▶ [OBJECTIVE]: Each record needs to be echoed exactly; can you do that?

▶ [EXERCISE INPUT]:
----------------------------------------

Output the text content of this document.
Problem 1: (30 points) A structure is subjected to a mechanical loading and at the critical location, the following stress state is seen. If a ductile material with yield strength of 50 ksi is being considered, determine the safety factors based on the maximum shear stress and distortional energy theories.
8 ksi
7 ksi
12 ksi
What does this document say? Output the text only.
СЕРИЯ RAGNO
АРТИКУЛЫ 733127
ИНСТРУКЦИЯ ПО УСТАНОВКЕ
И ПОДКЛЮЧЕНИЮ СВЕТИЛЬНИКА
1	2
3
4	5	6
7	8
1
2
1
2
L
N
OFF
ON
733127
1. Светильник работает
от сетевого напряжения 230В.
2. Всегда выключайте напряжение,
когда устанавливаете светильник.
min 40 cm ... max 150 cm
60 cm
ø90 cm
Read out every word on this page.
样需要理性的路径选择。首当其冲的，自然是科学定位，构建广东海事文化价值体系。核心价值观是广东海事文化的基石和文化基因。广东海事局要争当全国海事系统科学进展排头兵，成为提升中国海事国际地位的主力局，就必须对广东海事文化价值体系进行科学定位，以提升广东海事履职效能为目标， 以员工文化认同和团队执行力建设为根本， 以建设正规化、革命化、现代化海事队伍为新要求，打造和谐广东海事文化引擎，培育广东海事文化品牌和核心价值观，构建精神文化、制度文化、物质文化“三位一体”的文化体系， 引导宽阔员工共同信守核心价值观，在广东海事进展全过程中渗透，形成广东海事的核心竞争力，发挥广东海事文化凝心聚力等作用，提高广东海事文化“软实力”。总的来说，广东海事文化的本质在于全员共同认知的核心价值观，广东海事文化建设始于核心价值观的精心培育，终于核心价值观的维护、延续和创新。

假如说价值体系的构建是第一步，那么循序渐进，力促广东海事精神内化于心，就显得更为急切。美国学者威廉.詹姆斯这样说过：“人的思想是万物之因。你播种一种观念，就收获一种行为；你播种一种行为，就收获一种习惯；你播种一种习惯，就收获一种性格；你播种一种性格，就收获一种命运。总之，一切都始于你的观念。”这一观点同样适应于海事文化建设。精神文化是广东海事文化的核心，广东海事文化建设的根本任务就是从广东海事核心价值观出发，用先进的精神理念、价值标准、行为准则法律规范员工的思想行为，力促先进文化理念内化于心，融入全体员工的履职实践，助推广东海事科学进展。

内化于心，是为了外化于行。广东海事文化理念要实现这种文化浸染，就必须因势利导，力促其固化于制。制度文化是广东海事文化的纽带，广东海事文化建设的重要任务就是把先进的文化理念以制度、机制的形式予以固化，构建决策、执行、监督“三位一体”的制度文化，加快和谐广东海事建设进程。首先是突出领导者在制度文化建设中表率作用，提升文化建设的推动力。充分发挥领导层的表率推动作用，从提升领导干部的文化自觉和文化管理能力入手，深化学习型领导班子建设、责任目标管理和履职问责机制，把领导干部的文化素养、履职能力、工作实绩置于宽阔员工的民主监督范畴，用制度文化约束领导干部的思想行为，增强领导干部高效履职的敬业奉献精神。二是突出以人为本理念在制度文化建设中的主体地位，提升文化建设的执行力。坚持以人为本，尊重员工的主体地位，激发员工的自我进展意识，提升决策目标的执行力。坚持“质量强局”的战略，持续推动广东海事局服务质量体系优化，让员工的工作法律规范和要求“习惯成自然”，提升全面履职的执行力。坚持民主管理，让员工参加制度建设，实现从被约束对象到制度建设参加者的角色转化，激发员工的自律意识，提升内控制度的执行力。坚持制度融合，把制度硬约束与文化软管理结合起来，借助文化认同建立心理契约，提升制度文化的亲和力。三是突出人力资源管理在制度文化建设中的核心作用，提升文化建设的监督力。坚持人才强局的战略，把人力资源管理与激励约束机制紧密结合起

----------------------------------------

▶ [TASK ANSWER]:
Output the text content of this document.
Problem 1: (30 points) A structure is subjected to a mechanical loading and at the critical location, the following stress state is seen. If a ductile material with yield strength of 50 ksi is being considered, determine the safety factors based on the maximum shear stress and distortional energy theories.
8 ksi
7 ksi
12 ksi
What does this document say? Output the text only.
СЕРИЯ RAGNO
АРТИКУЛЫ 733127
ИНСТРУКЦИЯ ПО УСТАНОВКЕ
И ПОДКЛЮЧЕНИЮ СВЕТИЛЬНИКА
1	2
3
4	5	6
7	8
1
2
1
2
L
N
OFF
ON
733127
1. Светильник работает
от сетевого напряжения 230В.
2. Всегда выключайте напряжение,
когда устанавливаете светильник.
min 40 cm ... max 150 cm
60 cm
ø90 cm
Read out every word on this page.
样需要理性的路径选择。首当其冲的，自然是科学定位，构建广东海事文化价值体系。核心价值观是广东海事文化的基石和文化基因。广东海事局要争当全国海事系统科学进展排头兵，成为提升中国海事国际地位的主力局，就必须对广东海事文化价值体系进行科学定位，以提升广东海事履职效能为目标， 以员工文化认同和团队执行力建设为根本， 以建设正规化、革命化、现代化海事队伍为新要求，打造和谐广东海事文化引擎，培育广东海事文化品牌和核心价值观，构建精神文化、制度文化、物质文化“三位一体”的文化体系， 引导宽阔员工共同信守核心价值观，在广东海事进展全过程中渗透，形成广东海事的核心竞争力，发挥广东海事文化凝心聚力等作用，提高广东海事文化“软实力”。总的来说，广东海事文化的本质在于全员共同认知的核心价值观，广东海事文化建设始于核心价值观的精心培育，终于核心价值观的维护、延续和创新。

假如说价值体系的构建是第一步，那么循序渐进，力促广东海事精神内化于心，就显得更为急切。美国学者威廉.詹姆斯这样说过：“人的思想是万物之因。你播种一种观念，就收获一种行为；你播种一种行为，就收获一种习惯；你播种一种习惯，就收获一种性格；你播种一种性格，就收获一种命运。总之，一切都始于你的观念。”这一观点同样适应于海事文化建设。精神文化是广东海事文化的核心，广东海事文化建设的根本任务就是从广东海事核心价值观出发，用先进的精神理念、价值标准、行为准则法律规范员工的思想行为，力促先进文化理念内化于心，融入全体员工的履职实践，助推广东海事科学进展。

内化于心，是为了外化于行。广东海事文化理念要实现这种文化浸染，就必须因势利导，力促其固化于制。制度文化是广东海事文化的纽带，广东海事文化建设的重要任务就是把先进的文化理念以制度、机制的形式予以固化，构建决策、执行、监督“三位一体”的制度文化，加快和谐广东海事建设进程。首先是突出领导者在制度文化建设中表率作用，提升文化建设的推动力。充分发挥领导层的表率推动作用，从提升领导干部的文化自觉和文化管理能力入手，深化学习型领导班子建设、责任目标管理和履职问责机制，把领导干部的文化素养、履职能力、工作实绩置于宽阔员工的民主监督范畴，用制度文化约束领导干部的思想行为，增强领导干部高效履职的敬业奉献精神。二是突出以人为本理念在制度文化建设中的主体地位，提升文化建设的执行力。坚持以人为本，尊重员工的主体地位，激发员工的自我进展意识，提升决策目标的执行力。坚持“质量强局”的战略，持续推动广东海事局服务质量体系优化，让员工的工作法律规范和要求“习惯成自然”，提升全面履职的执行力。坚持民主管理，让员工参加制度建设，实现从被约束对象到制度建设参加者的角色转化，激发员工的自律意识，提升内控制度的执行力。坚持制度融合，把制度硬约束与文化软管理结合起来，借助文化认同建立心理契约，提升制度文化的亲和力。三是突出人力资源管理在制度文化建设中的核心作用，提升文化建设的监督力。坚持人才强局的战略，把人力资源管理与激励约束机制紧密结合起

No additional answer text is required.